=== WRITTEN EXERCISE A ===
Restate the issue thread starting at "Labels: enhancement, documentation, cleanup, fixed" and ending at "the relevant information.", with "missing shared libraries" renamed to "absent shared libraries" throughout.

=== TEXT PROVIDED ===
#2279 Issue closed: Do more when COPY_AS_IS misses required shared libraries?

Labels: enhancement, documentation, cleanup, fixed / solved / done

OliverO2 opened issue at 2019-11-19 14:32:

This is to continue a discussion about whether to extend the functionality of COPY_AS_IS with respect to detecting and/or automatically adding missing shared libraries.

This is a starting point of former postings: https://github.com/rear/rear/pull/2278#discussion_r347488398

Answering @jsmeix: https://github.com/rear/rear/pull/2278#discussion_r347813267

To verify my assumption I ask you to do the following test:

I did some tests on a production development system (equipped with SSDs in a RAID 1 configuration). I've used rear mkopalpba as this was where the libraries were missing. I'm reluctant to post complete logs publicly from such a system but I nevertheless tried to capture all the relevant information.

Console output

These common lines appeared at the top of each run and were stripped from output below for better readability:

Cannot include default keyboard mapping (no KEYMAPS_DEFAULT_DIRECTORY specified)
Cannot include keyboard mappings (neither KEYMAPS_DEFAULT_DIRECTORY nor KEYMAPS_DIRECTORIES specified)
Broken symlink '/bin/vim' in recovery system because 'readlink' cannot determine its link target
Symlink '/usr/share/misc/magic' -> '/usr/share/file/magic' refers to a non-existing directory on the recovery system.
It will not be copied by default. You can include '/usr/share/file/magic' via the 'COPY_AS_IS' configuration variable.
Symlink '/var/lib/rear' -> '/var/lib/rear' refers to a non-existing directory on the recovery system.
It will not be copied by default. You can include '/var/lib/rear' via the 'COPY_AS_IS' configuration variable.

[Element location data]
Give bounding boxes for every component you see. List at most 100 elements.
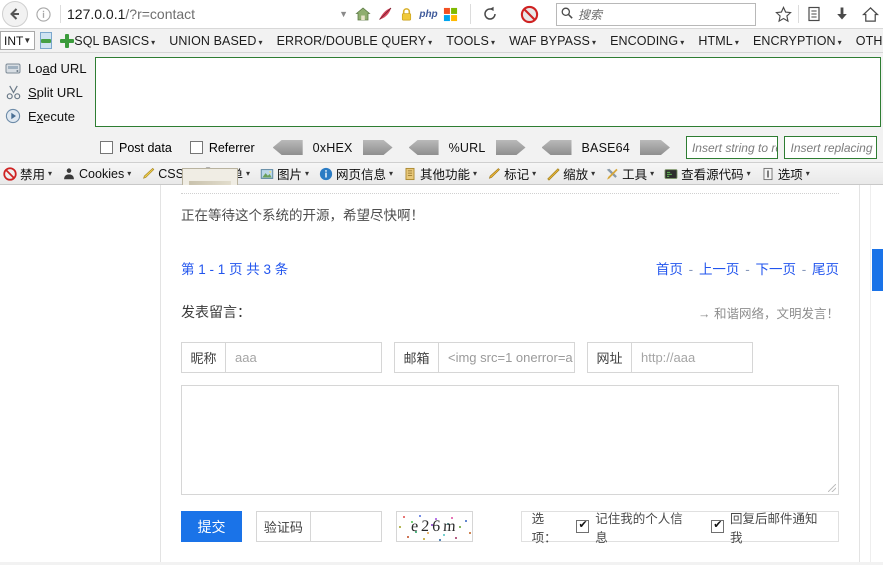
post-comment-title: 发表留言： bbox=[181, 304, 251, 320]
scrollbar-thumb[interactable] bbox=[872, 249, 883, 291]
hackbar-menu-html[interactable]: HTML ▾ bbox=[698, 34, 739, 48]
email-input[interactable]: <img src=1 onerror=a bbox=[439, 343, 574, 372]
split-url-button[interactable]: Split URL bbox=[0, 80, 95, 104]
extbar-item-resize[interactable]: 缩放 ▾ bbox=[545, 164, 595, 183]
pagination-next-link[interactable]: 下一页 bbox=[755, 262, 796, 277]
email-field[interactable]: 邮箱 <img src=1 onerror=a bbox=[394, 342, 575, 373]
lock-extension-icon[interactable] bbox=[398, 6, 415, 23]
remember-info-checkbox[interactable]: 记住我的个人信息 bbox=[576, 508, 693, 546]
home-extension-icon[interactable] bbox=[354, 6, 371, 23]
hackbar-type-select[interactable]: INT ▼ bbox=[0, 31, 36, 50]
outline-icon bbox=[486, 166, 502, 182]
pagination-prev-link[interactable]: 上一页 bbox=[699, 262, 740, 277]
submit-button[interactable]: 提交 bbox=[181, 511, 242, 542]
chevron-down-icon: ▾ bbox=[805, 169, 810, 178]
bookmark-star-icon[interactable] bbox=[770, 2, 796, 26]
hackbar-menu-union-based[interactable]: UNION BASED ▾ bbox=[169, 34, 262, 48]
hackbar-menu-error-double-query[interactable]: ERROR/DOUBLE QUERY ▾ bbox=[277, 34, 433, 48]
url-encode-button[interactable] bbox=[495, 140, 526, 155]
search-icon bbox=[561, 7, 573, 22]
split-url-icon bbox=[2, 82, 24, 102]
website-input[interactable]: http://aaa bbox=[632, 343, 752, 372]
page-vertical-scrollbar[interactable] bbox=[870, 185, 883, 565]
library-icon[interactable] bbox=[801, 2, 827, 26]
chevron-down-icon: ▾ bbox=[258, 37, 263, 47]
noscript-button[interactable] bbox=[516, 2, 542, 26]
captcha-field[interactable]: 验证码 bbox=[255, 511, 382, 542]
download-icon[interactable] bbox=[829, 2, 855, 26]
pagination-last-link[interactable]: 尾页 bbox=[812, 262, 839, 277]
extbar-item-options[interactable]: 选项 ▾ bbox=[760, 164, 810, 183]
extbar-item-page-info[interactable]: 网页信息 ▾ bbox=[318, 164, 393, 183]
execute-label: Execute bbox=[28, 108, 75, 124]
execute-button[interactable]: Execute bbox=[0, 104, 95, 128]
encoder-group-url: %URL bbox=[408, 140, 526, 155]
hackbar-url-textarea[interactable] bbox=[95, 57, 881, 127]
nickname-field[interactable]: 昵称 aaa bbox=[181, 342, 382, 373]
pagination-first-link[interactable]: 首页 bbox=[656, 262, 683, 277]
chevron-down-icon[interactable]: ▼ bbox=[339, 9, 348, 19]
url-display[interactable]: 127.0.0.1/?r=contact bbox=[67, 6, 195, 22]
reload-button[interactable] bbox=[478, 2, 502, 26]
replace-from-input[interactable]: Insert string to replace bbox=[685, 136, 779, 159]
captcha-input[interactable] bbox=[311, 512, 381, 541]
extbar-item-disable[interactable]: 禁用 ▾ bbox=[2, 164, 52, 183]
replace-to-input[interactable]: Insert replacing string bbox=[784, 136, 877, 159]
hex-decode-button[interactable] bbox=[272, 140, 303, 155]
pagination-summary: 第 1 - 1 页 共 3 条 bbox=[181, 262, 289, 277]
url-host: 127.0.0.1 bbox=[67, 6, 126, 22]
base64-decode-button[interactable] bbox=[541, 140, 572, 155]
feather-extension-icon[interactable] bbox=[376, 6, 393, 23]
captcha-image[interactable]: e26m bbox=[395, 511, 473, 542]
nickname-input[interactable]: aaa bbox=[226, 343, 381, 372]
site-info-icon[interactable] bbox=[32, 3, 54, 25]
back-button[interactable] bbox=[2, 1, 28, 27]
extbar-label: 标记 bbox=[504, 168, 530, 182]
windows-extension-icon[interactable] bbox=[442, 6, 459, 23]
referrer-checkbox[interactable]: Referrer bbox=[189, 141, 255, 155]
php-extension-icon[interactable]: php bbox=[419, 6, 437, 23]
hackbar-menu-encryption[interactable]: ENCRYPTION ▾ bbox=[753, 34, 842, 48]
extbar-item-misc[interactable]: 其他功能 ▾ bbox=[402, 164, 477, 183]
extbar-item-outline[interactable]: 标记 ▾ bbox=[486, 164, 536, 183]
search-bar[interactable]: 搜索 bbox=[556, 2, 756, 26]
hackbar-menu-encoding[interactable]: ENCODING ▾ bbox=[610, 34, 684, 48]
post-data-checkbox[interactable]: Post data bbox=[100, 141, 172, 155]
extbar-item-view-source[interactable]: 查看源代码 ▾ bbox=[663, 164, 751, 183]
hackbar-menu-row: INT ▼ SQL BASICS ▾ UNION BASED ▾ ERROR/DOU… bbox=[0, 29, 883, 53]
hackbar-menu-tools[interactable]: TOOLS ▾ bbox=[446, 34, 495, 48]
home-icon[interactable] bbox=[857, 2, 883, 26]
browser-url-bar: 127.0.0.1/?r=contact ▼ php 搜索 bbox=[0, 0, 883, 29]
extbar-item-tools[interactable]: 工具 ▾ bbox=[604, 164, 654, 183]
hackbar-menu-other[interactable]: OTHER▾ bbox=[856, 34, 883, 48]
hex-encode-button[interactable] bbox=[362, 140, 393, 155]
textarea-resize-handle[interactable] bbox=[828, 484, 836, 492]
hackbar-menu-waf-bypass[interactable]: WAF BYPASS ▾ bbox=[509, 34, 596, 48]
hackbar-collapse-button[interactable] bbox=[40, 32, 53, 49]
post-comment-header: 发表留言： → 和谐网络，文明发言！ bbox=[181, 302, 839, 322]
base64-label: BASE64 bbox=[581, 140, 630, 155]
extbar-label: 选项 bbox=[777, 168, 803, 182]
post-data-label: Post data bbox=[119, 140, 172, 155]
website-field[interactable]: 网址 http://aaa bbox=[587, 342, 753, 373]
extbar-item-cookies[interactable]: Cookies ▾ bbox=[61, 166, 131, 182]
url-decode-button[interactable] bbox=[408, 140, 439, 155]
comment-textarea[interactable] bbox=[181, 385, 839, 495]
base64-encode-button[interactable] bbox=[639, 140, 670, 155]
notify-email-checkbox[interactable]: 回复后邮件通知我 bbox=[711, 508, 828, 546]
menu-label: TOOLS bbox=[446, 33, 489, 48]
extbar-item-images[interactable]: 图片 ▾ bbox=[259, 164, 309, 183]
hackbar-menu-sql-basics[interactable]: SQL BASICS ▾ bbox=[74, 34, 155, 48]
chevron-down-icon: ▾ bbox=[127, 169, 132, 178]
extbar-label: Cookies bbox=[79, 166, 125, 181]
extbar-label: 图片 bbox=[276, 168, 302, 182]
page-content: 正在等待这个系统的开源，希望尽快啊！ 第 1 - 1 页 共 3 条 首页 - … bbox=[0, 185, 883, 565]
remember-info-label: 记住我的个人信息 bbox=[595, 511, 683, 545]
chevron-down-icon: ▾ bbox=[245, 169, 250, 178]
guestbook-container: 正在等待这个系统的开源，希望尽快啊！ 第 1 - 1 页 共 3 条 首页 - … bbox=[160, 185, 860, 565]
search-input[interactable]: 搜索 bbox=[578, 6, 602, 23]
load-url-button[interactable]: Load URL bbox=[0, 56, 95, 80]
misc-icon bbox=[402, 166, 418, 182]
comment-submit-row: 提交 验证码 e26m 选项： ✔ 记住我的个人信息 ✔ 回复后邮件通知我 bbox=[181, 511, 839, 545]
comment-options-box: 选项： 记住我的个人信息 回复后邮件通知我 bbox=[520, 511, 839, 545]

=== WRITTEN EXERCISE B ===
Return verbatim the lines of the records starting at the line that contains "post-comment-title: 发表留言： bbox=[181, 304, 251, 320]" and ending at the line that contains "508, 693, 546]", including both of those lines.

=== WORKED ANSWER A ===
Labels: enhancement, documentation, cleanup, fixed / solved / done

OliverO2 opened issue at 2019-11-19 14:32:

This is to continue a discussion about whether to extend the functionality of COPY_AS_IS with respect to detecting and/or automatically adding absent shared libraries.

This is a starting point of former postings: https://github.com/rear/rear/pull/2278#discussion_r347488398

Answering @jsmeix: https://github.com/rear/rear/pull/2278#discussion_r347813267

To verify my assumption I ask you to do the following test:

I did some tests on a production development system (equipped with SSDs in a RAID 1 configuration). I've used rear mkopalpba as this was where the libraries were missing. I'm reluctant to post complete logs publicly from such a system but I nevertheless tried to capture all the relevant information.

=== WORKED ANSWER B ===
post-comment-title: 发表留言： bbox=[181, 304, 251, 320]
scrollbar-thumb[interactable] bbox=[872, 249, 883, 291]
hackbar-menu-html[interactable]: HTML ▾ bbox=[698, 34, 739, 48]
email-input[interactable]: <img src=1 onerror=a bbox=[439, 343, 574, 372]
split-url-button[interactable]: Split URL bbox=[0, 80, 95, 104]
extbar-item-resize[interactable]: 缩放 ▾ bbox=[545, 164, 595, 183]
pagination-next-link[interactable]: 下一页 bbox=[755, 262, 796, 277]
email-field[interactable]: 邮箱 <img src=1 onerror=a bbox=[394, 342, 575, 373]
lock-extension-icon[interactable] bbox=[398, 6, 415, 23]
remember-info-checkbox[interactable]: 记住我的个人信息 bbox=[576, 508, 693, 546]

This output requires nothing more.